**AIM OF THE TASK**
Search the records for the word "Name" and report each line that has it.

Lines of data
▽

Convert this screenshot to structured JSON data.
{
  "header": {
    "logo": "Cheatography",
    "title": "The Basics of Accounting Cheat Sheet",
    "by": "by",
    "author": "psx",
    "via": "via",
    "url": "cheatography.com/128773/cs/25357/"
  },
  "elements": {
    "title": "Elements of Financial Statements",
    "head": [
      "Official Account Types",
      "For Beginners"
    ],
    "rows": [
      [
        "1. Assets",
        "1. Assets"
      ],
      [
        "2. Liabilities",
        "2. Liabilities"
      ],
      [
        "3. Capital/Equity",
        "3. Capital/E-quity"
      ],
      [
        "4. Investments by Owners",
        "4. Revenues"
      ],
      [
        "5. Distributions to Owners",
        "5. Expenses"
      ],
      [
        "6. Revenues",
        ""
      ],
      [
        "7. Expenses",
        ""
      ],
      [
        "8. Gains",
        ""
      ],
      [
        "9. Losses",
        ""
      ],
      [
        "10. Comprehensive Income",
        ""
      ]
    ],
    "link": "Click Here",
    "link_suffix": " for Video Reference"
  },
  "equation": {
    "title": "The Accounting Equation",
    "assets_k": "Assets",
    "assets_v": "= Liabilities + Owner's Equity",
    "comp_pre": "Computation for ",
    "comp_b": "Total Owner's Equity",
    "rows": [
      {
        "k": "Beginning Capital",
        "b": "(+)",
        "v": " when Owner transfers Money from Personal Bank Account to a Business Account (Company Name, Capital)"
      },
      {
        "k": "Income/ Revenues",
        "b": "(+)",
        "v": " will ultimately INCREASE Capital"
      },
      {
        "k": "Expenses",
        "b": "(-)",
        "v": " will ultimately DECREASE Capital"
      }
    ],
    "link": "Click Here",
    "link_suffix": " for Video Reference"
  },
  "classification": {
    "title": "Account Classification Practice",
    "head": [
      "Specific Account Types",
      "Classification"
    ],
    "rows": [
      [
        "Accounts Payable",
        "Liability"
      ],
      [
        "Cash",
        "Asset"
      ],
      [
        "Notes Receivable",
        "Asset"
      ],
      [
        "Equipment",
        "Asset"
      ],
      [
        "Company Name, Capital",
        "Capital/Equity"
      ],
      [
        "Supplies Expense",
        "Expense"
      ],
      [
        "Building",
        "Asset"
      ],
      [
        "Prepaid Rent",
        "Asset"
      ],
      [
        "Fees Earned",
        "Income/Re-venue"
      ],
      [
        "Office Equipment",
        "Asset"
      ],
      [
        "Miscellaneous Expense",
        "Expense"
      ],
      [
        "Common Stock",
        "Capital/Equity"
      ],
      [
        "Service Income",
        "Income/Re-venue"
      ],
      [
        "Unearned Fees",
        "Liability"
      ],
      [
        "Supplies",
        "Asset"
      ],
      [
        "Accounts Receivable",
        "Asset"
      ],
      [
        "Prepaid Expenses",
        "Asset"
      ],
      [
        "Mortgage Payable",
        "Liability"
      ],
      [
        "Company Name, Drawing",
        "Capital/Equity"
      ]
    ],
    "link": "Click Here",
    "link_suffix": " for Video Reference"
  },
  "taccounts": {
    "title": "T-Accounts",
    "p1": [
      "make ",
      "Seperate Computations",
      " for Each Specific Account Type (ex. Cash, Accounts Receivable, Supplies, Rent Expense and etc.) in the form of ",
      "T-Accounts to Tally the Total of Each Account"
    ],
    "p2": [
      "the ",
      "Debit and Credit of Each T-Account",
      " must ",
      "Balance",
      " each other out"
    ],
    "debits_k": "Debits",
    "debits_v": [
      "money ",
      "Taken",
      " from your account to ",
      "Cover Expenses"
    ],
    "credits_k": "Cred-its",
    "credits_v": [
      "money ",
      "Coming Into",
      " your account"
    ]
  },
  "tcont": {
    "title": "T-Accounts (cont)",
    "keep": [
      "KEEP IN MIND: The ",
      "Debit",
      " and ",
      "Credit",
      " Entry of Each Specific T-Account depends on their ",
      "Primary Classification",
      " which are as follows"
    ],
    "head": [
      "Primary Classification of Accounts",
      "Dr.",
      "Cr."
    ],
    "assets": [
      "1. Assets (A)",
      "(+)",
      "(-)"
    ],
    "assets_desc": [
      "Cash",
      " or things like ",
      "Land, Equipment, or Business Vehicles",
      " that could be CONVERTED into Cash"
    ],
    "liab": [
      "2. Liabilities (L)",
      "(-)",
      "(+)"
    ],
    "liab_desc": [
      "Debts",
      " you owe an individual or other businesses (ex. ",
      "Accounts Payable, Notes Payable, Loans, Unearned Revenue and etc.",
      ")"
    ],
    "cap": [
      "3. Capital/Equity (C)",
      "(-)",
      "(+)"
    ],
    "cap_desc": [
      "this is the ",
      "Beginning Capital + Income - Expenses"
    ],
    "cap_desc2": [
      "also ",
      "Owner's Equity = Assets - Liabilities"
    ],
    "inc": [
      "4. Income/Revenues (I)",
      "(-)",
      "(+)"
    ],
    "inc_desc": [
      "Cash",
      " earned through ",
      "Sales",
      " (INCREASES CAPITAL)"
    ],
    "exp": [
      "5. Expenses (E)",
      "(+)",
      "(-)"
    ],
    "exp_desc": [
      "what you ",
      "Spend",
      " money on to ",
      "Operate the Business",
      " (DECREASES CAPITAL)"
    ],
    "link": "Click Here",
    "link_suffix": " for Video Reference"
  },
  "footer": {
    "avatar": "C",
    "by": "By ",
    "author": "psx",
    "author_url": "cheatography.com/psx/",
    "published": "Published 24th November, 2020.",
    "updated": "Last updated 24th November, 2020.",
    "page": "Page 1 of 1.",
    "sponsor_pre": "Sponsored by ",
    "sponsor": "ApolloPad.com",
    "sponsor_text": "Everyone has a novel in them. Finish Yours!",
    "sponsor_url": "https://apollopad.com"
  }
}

△

**RESPONSE TO THE EXERCISE**
        "v": " when Owner transfers Money from Personal Bank Account to a Business Account (Company Name, Capital)"
        "Company Name, Capital",
        "Company Name, Drawing",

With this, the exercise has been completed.